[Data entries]
## BEGIN

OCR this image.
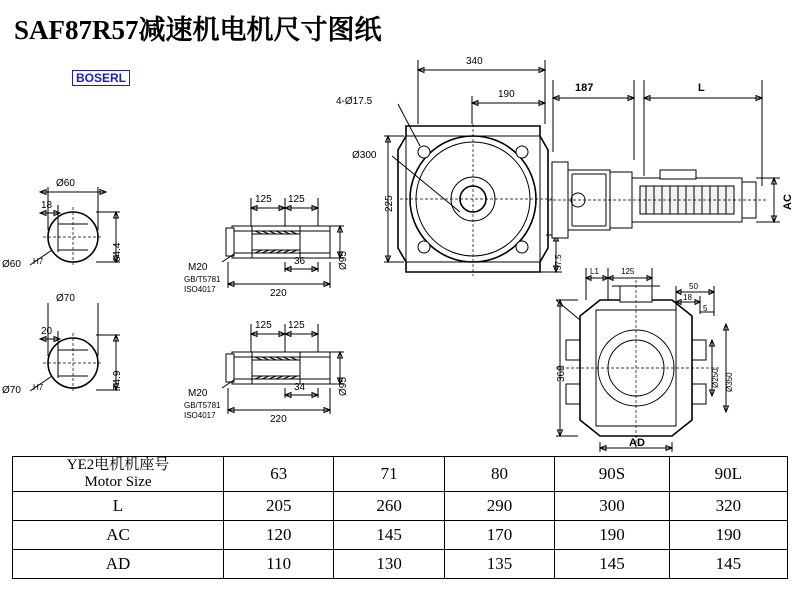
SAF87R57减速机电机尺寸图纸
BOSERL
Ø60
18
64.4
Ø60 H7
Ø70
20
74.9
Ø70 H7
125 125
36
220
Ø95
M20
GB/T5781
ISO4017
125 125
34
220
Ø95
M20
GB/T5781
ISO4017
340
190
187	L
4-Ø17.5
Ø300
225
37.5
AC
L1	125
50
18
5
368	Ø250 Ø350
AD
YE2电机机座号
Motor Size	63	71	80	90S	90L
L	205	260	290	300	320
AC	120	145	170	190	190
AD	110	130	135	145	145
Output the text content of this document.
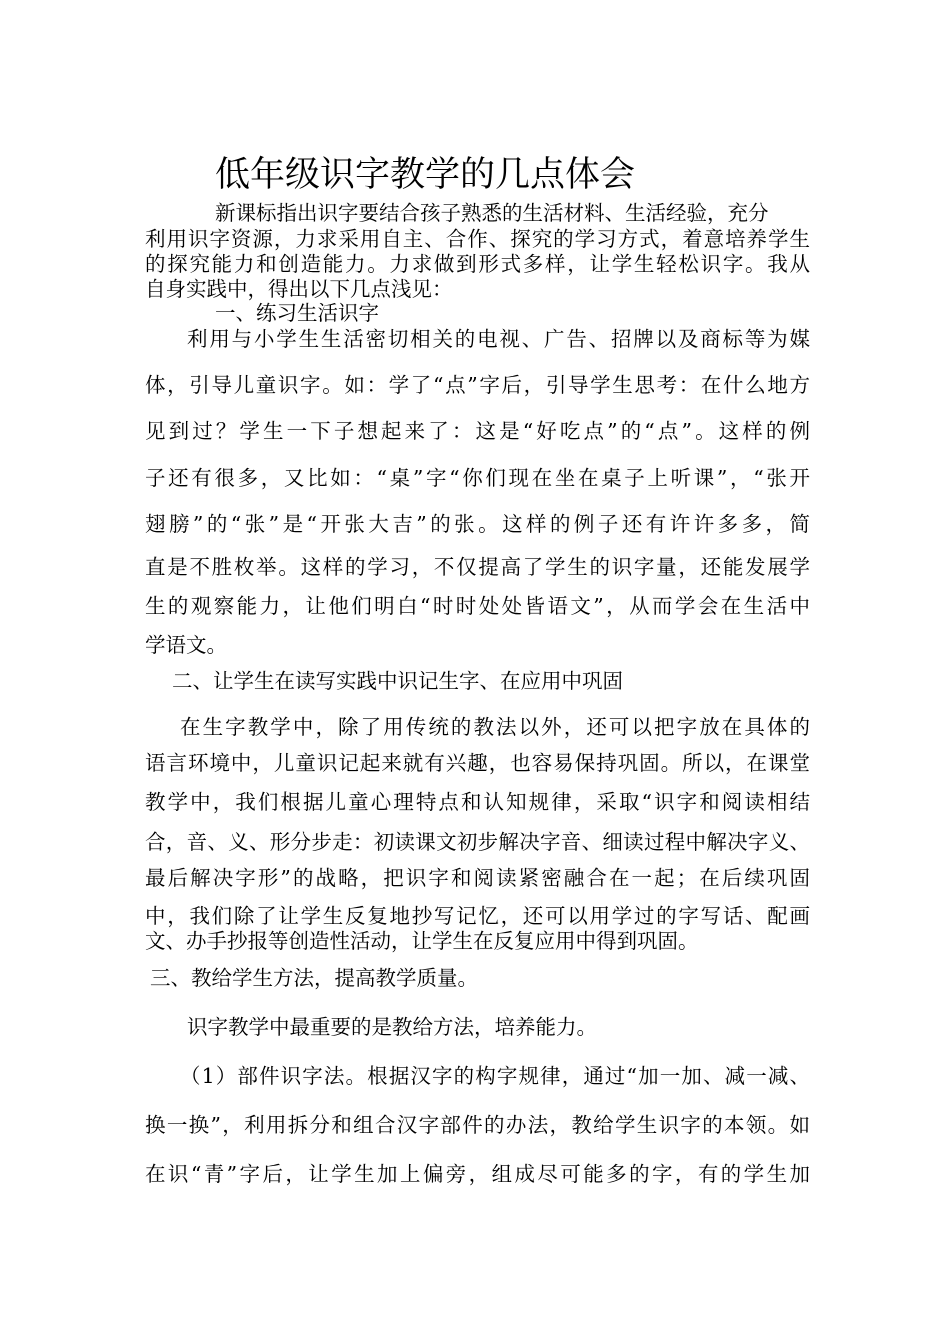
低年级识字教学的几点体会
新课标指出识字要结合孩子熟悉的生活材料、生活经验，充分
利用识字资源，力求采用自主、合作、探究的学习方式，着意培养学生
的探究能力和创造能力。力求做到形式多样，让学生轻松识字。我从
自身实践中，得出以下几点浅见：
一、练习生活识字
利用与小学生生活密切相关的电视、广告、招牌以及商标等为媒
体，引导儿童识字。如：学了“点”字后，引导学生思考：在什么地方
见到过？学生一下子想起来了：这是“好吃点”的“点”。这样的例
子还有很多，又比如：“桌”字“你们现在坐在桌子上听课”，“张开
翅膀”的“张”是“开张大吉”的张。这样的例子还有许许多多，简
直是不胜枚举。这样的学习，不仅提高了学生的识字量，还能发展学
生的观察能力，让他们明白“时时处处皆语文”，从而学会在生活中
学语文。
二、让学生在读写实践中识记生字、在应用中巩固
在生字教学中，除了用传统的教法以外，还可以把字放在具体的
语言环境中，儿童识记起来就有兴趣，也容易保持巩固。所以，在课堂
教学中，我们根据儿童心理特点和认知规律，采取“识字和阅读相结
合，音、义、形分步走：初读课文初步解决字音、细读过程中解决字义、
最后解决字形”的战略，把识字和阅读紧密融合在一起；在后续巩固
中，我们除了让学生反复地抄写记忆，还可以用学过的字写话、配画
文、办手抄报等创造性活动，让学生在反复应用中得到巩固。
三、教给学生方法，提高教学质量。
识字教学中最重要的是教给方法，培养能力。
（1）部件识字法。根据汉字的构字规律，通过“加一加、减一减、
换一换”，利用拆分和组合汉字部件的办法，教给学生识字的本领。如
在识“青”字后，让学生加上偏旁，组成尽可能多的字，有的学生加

## END
## BEGIN

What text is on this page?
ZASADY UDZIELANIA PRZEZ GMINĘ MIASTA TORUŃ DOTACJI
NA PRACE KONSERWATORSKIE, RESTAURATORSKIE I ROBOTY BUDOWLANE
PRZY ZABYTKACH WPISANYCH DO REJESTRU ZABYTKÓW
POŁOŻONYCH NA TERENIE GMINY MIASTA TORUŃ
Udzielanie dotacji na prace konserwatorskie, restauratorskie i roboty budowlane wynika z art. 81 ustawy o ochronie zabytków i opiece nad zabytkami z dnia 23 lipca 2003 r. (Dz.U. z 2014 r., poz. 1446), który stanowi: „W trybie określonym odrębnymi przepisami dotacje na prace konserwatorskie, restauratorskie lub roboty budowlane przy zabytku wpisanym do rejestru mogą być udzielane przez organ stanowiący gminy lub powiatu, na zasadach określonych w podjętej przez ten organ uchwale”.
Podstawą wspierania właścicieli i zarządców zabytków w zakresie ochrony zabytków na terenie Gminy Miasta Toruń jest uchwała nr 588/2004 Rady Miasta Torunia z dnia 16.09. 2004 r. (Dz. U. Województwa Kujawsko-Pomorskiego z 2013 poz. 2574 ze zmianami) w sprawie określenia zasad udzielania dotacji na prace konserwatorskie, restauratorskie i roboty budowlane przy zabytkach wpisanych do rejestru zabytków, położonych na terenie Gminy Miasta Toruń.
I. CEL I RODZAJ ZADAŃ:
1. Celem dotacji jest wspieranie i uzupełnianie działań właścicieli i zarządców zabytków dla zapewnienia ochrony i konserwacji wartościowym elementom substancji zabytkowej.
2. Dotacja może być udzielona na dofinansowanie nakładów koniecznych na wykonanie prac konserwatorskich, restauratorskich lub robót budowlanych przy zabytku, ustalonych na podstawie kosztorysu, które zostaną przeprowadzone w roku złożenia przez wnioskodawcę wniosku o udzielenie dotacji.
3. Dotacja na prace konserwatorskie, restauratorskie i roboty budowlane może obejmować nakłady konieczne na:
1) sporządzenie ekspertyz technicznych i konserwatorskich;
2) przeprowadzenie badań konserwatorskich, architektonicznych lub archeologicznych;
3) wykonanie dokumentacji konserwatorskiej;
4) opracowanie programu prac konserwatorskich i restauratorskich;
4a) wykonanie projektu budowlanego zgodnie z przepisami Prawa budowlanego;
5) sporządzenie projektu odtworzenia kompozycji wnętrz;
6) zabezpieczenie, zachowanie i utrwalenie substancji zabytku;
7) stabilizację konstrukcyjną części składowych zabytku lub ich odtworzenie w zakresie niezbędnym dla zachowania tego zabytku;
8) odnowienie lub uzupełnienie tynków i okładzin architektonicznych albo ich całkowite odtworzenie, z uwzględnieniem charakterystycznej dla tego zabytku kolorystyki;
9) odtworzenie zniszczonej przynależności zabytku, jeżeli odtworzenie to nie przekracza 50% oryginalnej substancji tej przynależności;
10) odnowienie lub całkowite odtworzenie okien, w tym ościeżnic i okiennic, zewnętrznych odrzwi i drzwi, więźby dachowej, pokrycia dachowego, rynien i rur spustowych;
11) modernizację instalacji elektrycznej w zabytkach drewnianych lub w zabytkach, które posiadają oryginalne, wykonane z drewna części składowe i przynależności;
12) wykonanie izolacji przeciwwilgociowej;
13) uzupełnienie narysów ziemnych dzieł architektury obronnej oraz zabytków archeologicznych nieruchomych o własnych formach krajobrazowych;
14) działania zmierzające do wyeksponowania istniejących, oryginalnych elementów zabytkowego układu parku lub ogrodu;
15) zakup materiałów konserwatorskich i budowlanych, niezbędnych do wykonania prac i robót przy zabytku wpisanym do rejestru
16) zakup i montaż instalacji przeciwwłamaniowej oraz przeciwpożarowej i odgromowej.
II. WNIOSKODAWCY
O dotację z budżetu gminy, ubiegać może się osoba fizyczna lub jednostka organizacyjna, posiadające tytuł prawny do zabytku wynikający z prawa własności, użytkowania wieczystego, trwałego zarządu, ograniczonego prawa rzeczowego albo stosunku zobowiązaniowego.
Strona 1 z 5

## END

== WHAT THE TASK REQUIRES ==
State how many lines of the records above contain the word "sporządzenie", giving only that number.

== EXERCISE OUTPUT ==
2